Stated goal: Copy out each line of the listing that has the word "突破技能" in it.

---------- Dataset entries

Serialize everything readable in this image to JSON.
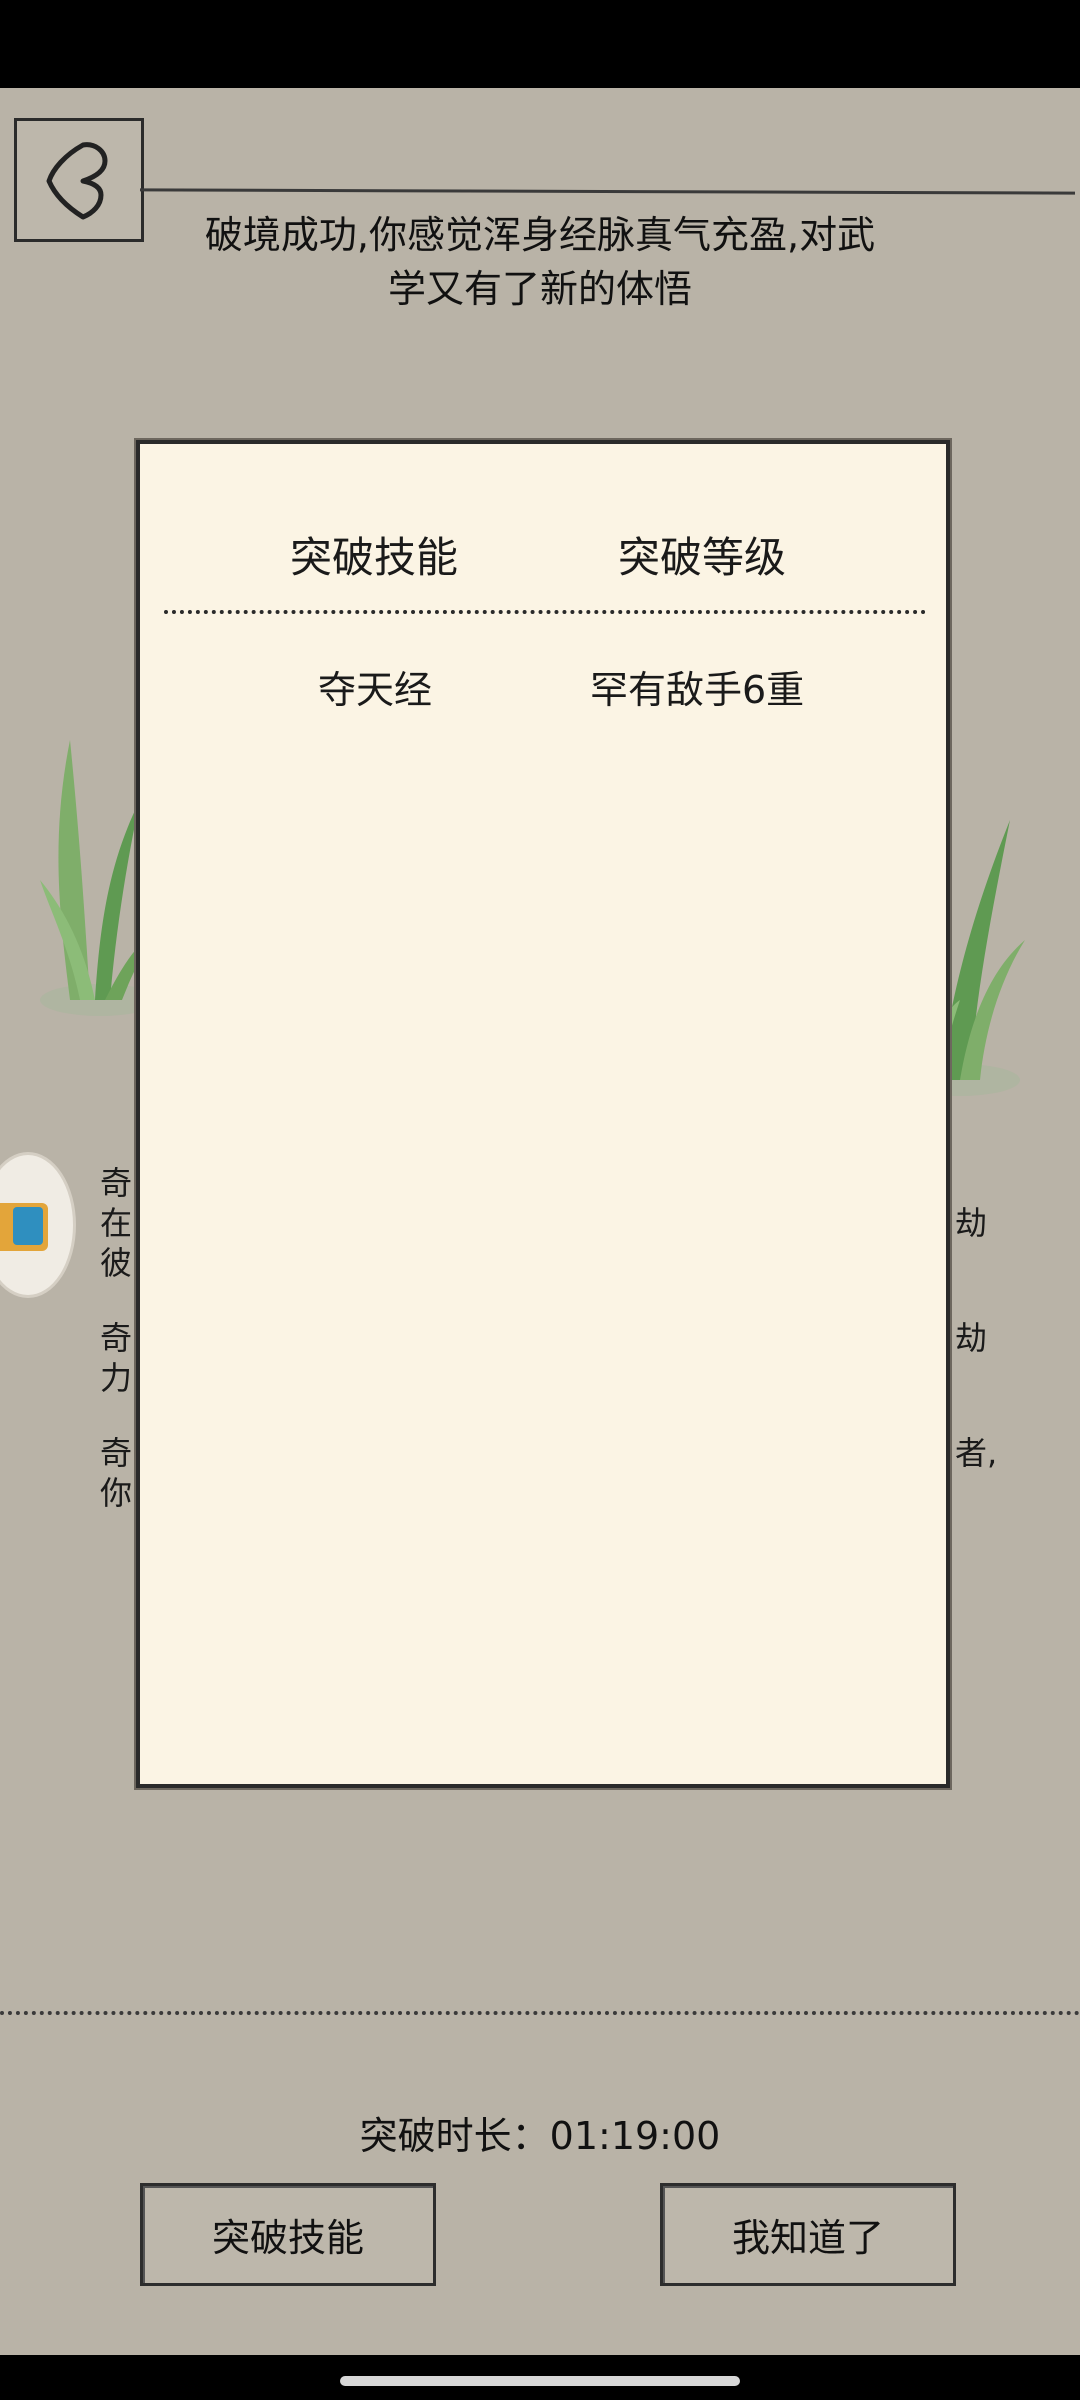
{
  "message": {
    "line1": "破境成功,你感觉浑身经脉真气充盈,对武",
    "line2": "学又有了新的体悟"
  },
  "background_text": {
    "left": [
      "奇",
      "在",
      "彼",
      "奇",
      "力",
      "奇",
      "你"
    ],
    "right": [
      "劫",
      "劫",
      "者,"
    ]
  },
  "modal": {
    "headers": {
      "skill": "突破技能",
      "level": "突破等级"
    },
    "rows": [
      {
        "skill": "夺天经",
        "level": "罕有敌手6重"
      }
    ]
  },
  "duration": "突破时长：01:19:00",
  "buttons": {
    "breakthrough_skill": "突破技能",
    "got_it": "我知道了"
  },
  "colors": {
    "background": "#b9b3a7",
    "panel": "#fbf4e4",
    "ink": "#1a1a1a",
    "grass": "#6ea35a"
  },
  "icons": {
    "back": "back-arrow-icon"
  }
}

--------------------

Correct answer:
      "skill": "突破技能",
    "breakthrough_skill": "突破技能",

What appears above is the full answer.